### Requirements
Starting at the line that contains "Type out the text in this image.", print every remaining line of the entries, unchanged, and output nothing more.

───── Data listing

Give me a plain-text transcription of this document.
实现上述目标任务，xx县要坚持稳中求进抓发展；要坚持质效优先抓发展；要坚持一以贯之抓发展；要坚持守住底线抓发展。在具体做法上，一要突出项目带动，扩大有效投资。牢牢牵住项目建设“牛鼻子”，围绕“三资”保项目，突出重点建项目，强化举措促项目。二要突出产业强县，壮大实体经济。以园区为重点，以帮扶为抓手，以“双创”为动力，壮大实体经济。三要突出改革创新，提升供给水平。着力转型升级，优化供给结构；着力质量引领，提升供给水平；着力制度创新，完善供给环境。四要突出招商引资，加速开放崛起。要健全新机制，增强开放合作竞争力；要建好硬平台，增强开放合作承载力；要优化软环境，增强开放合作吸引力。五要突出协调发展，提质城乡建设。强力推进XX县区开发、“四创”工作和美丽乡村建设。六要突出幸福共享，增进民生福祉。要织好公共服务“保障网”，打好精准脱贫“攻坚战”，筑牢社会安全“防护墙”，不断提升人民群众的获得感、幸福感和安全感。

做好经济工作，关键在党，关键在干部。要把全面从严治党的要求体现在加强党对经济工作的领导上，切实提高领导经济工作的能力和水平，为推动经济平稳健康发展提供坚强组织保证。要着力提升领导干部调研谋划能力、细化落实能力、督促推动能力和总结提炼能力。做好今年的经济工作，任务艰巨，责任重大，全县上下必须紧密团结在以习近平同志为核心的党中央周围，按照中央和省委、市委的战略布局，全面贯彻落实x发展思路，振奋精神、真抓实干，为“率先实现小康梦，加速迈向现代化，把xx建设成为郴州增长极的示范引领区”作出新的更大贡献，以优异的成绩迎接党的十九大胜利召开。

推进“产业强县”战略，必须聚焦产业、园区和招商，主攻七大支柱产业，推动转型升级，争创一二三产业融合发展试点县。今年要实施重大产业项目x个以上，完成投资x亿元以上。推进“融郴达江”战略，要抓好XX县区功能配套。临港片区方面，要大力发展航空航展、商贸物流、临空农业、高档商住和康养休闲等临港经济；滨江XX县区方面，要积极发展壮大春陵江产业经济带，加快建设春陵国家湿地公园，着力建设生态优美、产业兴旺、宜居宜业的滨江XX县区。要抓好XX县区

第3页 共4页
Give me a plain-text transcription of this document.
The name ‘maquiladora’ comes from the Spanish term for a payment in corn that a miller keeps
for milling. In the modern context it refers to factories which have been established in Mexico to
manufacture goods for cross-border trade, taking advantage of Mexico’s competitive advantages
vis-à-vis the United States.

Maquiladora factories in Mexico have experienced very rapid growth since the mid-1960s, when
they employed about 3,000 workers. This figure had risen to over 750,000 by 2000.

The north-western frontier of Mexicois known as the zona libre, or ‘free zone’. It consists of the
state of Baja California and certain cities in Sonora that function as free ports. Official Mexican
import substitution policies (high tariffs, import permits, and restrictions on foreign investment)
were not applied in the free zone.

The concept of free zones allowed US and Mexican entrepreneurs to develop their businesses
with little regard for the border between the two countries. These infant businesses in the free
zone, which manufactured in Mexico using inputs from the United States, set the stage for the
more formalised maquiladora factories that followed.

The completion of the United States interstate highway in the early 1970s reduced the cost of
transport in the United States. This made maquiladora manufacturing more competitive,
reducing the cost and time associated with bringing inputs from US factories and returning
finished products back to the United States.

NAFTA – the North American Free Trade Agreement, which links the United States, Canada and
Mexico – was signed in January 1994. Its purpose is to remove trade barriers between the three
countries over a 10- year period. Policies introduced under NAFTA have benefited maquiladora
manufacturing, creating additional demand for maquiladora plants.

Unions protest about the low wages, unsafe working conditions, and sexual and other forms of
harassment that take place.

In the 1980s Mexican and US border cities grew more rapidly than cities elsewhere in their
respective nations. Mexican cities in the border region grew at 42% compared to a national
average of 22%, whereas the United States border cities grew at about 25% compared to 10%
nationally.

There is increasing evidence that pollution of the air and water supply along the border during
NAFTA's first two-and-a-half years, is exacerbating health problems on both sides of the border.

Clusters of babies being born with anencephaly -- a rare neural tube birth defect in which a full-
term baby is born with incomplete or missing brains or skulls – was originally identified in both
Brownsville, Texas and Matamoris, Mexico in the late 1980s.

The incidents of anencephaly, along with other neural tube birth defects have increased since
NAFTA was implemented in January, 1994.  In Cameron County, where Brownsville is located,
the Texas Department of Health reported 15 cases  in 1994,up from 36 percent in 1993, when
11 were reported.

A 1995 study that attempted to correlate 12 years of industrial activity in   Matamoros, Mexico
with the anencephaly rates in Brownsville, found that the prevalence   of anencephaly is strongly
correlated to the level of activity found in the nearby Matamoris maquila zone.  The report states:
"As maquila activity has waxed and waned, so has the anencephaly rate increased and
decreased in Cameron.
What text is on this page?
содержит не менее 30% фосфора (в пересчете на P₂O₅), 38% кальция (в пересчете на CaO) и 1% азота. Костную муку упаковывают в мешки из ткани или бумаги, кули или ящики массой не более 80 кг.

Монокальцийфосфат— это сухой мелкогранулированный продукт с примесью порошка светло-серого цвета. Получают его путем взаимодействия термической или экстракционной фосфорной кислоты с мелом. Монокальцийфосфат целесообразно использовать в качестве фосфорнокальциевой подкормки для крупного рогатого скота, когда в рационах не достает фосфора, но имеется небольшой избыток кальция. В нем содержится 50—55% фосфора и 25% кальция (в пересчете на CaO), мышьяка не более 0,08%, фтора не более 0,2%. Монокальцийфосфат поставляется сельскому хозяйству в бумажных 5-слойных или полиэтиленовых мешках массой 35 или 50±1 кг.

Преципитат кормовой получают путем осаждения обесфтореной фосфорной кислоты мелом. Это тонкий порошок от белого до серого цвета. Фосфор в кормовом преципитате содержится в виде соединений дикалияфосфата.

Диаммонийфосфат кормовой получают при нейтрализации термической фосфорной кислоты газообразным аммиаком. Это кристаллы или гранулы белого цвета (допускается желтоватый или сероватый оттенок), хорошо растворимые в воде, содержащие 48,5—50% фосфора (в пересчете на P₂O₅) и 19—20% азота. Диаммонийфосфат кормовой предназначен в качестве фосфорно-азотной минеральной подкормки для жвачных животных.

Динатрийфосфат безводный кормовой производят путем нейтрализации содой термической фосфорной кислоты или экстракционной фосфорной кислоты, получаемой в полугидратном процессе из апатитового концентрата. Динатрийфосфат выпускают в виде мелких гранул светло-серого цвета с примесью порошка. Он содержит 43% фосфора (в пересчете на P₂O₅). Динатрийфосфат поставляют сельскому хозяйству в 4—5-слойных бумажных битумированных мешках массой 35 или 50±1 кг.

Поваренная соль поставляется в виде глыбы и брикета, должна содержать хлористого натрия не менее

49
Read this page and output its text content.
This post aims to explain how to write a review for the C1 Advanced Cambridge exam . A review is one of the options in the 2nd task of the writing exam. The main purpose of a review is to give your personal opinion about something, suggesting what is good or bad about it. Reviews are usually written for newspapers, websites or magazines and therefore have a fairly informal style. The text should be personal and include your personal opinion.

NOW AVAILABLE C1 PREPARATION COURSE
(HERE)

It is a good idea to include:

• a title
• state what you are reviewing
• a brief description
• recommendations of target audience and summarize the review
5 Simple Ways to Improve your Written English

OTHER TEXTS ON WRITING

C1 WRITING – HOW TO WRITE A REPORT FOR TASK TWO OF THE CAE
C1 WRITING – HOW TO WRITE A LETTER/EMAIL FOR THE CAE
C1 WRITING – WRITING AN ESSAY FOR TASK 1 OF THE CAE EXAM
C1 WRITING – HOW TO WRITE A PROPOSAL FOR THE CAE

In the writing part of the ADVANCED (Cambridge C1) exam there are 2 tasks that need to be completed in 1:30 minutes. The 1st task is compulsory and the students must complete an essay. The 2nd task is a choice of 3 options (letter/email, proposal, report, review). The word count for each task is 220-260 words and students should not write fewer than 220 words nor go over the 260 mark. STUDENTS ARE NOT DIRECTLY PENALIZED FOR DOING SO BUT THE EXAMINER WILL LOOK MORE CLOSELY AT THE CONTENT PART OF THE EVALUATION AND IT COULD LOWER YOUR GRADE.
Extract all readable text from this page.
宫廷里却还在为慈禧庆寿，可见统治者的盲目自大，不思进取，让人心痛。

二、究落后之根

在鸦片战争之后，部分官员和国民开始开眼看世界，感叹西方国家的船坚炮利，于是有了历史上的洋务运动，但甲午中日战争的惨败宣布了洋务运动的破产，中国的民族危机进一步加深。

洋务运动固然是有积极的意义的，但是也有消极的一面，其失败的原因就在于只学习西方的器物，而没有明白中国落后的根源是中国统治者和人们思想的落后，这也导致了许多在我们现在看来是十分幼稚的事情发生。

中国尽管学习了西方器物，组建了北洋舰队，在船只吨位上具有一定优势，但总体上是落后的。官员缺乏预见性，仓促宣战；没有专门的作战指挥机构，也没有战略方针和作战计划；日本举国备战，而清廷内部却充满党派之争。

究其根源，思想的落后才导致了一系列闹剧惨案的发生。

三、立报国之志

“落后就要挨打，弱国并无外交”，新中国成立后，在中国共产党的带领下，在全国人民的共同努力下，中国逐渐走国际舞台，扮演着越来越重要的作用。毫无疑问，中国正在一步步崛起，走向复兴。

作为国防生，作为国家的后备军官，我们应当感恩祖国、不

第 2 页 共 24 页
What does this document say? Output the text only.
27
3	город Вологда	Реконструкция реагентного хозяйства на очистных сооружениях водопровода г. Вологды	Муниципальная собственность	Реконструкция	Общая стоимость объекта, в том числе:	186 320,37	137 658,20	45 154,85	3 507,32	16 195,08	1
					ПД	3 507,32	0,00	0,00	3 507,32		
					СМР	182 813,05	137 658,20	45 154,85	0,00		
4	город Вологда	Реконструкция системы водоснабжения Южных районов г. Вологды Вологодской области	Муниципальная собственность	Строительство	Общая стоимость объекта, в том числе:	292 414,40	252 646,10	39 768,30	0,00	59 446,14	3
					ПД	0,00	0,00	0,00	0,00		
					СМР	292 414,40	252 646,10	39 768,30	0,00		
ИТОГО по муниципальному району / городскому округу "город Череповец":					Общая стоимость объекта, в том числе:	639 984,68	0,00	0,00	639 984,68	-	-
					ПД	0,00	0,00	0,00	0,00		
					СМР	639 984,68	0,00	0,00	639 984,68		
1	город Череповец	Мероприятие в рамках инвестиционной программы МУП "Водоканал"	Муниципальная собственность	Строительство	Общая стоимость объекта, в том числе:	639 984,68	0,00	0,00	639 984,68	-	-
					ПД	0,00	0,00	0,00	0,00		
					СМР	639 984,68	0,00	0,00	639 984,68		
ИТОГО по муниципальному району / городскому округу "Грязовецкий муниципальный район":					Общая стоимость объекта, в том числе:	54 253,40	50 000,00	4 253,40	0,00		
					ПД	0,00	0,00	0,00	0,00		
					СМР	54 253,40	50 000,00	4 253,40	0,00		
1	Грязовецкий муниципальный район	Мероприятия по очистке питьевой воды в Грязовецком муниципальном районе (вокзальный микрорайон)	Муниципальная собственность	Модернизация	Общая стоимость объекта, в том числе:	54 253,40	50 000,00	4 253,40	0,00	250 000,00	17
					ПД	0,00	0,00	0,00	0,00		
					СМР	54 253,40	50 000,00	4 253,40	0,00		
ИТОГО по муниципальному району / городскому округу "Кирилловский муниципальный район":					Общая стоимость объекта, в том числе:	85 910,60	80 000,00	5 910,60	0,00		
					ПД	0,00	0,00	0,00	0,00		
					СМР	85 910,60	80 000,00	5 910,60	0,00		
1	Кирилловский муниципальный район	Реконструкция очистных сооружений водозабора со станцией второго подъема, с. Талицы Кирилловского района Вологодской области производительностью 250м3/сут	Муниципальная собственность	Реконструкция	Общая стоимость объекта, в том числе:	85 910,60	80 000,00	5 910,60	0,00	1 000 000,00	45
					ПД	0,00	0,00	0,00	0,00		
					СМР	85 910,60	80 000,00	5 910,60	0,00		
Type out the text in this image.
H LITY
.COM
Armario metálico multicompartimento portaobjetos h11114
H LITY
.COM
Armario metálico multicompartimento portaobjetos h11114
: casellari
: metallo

──────────

### Answer to the task
Type out the text in this image.
H LITY
.COM
Armario metálico multicompartimento portaobjetos h11114
H LITY
.COM
Armario metálico multicompartimento portaobjetos h11114
: casellari
: metallo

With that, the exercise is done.